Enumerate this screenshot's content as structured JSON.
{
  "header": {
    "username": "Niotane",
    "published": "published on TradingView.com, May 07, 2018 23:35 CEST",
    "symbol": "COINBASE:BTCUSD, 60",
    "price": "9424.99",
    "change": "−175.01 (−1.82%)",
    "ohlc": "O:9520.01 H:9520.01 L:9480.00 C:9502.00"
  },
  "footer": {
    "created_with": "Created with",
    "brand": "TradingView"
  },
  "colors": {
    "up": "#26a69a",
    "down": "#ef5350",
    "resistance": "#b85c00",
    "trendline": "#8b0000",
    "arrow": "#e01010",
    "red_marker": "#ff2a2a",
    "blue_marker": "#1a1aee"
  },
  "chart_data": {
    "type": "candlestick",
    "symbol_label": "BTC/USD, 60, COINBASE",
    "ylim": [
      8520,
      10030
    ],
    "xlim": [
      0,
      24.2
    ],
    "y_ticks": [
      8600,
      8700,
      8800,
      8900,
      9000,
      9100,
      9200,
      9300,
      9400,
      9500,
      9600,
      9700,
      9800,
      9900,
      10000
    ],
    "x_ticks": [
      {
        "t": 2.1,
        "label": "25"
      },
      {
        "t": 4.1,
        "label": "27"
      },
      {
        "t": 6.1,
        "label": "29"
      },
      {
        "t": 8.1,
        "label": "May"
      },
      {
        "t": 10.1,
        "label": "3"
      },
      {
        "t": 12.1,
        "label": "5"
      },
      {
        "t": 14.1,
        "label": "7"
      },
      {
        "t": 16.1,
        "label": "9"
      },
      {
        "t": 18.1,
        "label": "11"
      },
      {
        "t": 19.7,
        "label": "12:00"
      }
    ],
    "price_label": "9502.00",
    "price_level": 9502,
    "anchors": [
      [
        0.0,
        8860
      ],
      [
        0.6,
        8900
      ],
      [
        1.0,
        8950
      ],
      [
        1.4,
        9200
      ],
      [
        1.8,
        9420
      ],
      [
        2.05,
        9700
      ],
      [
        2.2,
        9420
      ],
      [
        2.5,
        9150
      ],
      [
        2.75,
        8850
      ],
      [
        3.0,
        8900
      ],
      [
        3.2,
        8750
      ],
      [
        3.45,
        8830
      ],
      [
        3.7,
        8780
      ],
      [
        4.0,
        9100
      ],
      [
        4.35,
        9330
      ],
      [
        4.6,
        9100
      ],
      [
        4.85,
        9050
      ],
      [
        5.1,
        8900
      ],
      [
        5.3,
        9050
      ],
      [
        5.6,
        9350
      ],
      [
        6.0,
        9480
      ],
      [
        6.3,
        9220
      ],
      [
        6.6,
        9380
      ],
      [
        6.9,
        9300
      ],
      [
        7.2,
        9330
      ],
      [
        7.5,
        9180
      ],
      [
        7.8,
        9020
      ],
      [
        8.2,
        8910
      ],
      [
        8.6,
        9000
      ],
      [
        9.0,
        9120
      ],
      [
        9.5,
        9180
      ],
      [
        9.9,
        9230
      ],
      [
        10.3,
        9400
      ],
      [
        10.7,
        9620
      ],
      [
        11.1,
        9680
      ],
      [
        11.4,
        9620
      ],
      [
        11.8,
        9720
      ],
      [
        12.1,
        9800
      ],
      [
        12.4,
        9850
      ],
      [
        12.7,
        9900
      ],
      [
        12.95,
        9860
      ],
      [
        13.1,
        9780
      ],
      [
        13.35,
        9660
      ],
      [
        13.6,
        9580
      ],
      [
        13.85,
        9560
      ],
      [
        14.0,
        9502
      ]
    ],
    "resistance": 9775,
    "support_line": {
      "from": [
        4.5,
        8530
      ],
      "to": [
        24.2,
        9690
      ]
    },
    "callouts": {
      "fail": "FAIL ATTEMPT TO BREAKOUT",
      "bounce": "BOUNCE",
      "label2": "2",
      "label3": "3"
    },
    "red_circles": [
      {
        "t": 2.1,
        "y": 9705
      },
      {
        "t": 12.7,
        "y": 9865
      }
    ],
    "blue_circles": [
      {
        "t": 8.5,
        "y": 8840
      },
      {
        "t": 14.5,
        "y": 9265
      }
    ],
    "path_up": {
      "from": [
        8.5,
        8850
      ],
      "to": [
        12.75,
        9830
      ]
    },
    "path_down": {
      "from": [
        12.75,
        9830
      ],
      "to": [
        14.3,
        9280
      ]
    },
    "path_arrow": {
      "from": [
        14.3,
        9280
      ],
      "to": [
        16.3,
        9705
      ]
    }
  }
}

==*==

OBJECTIVE:
State how many lines include the string "TradingView". Give no other information.

WORKED ANSWER:
2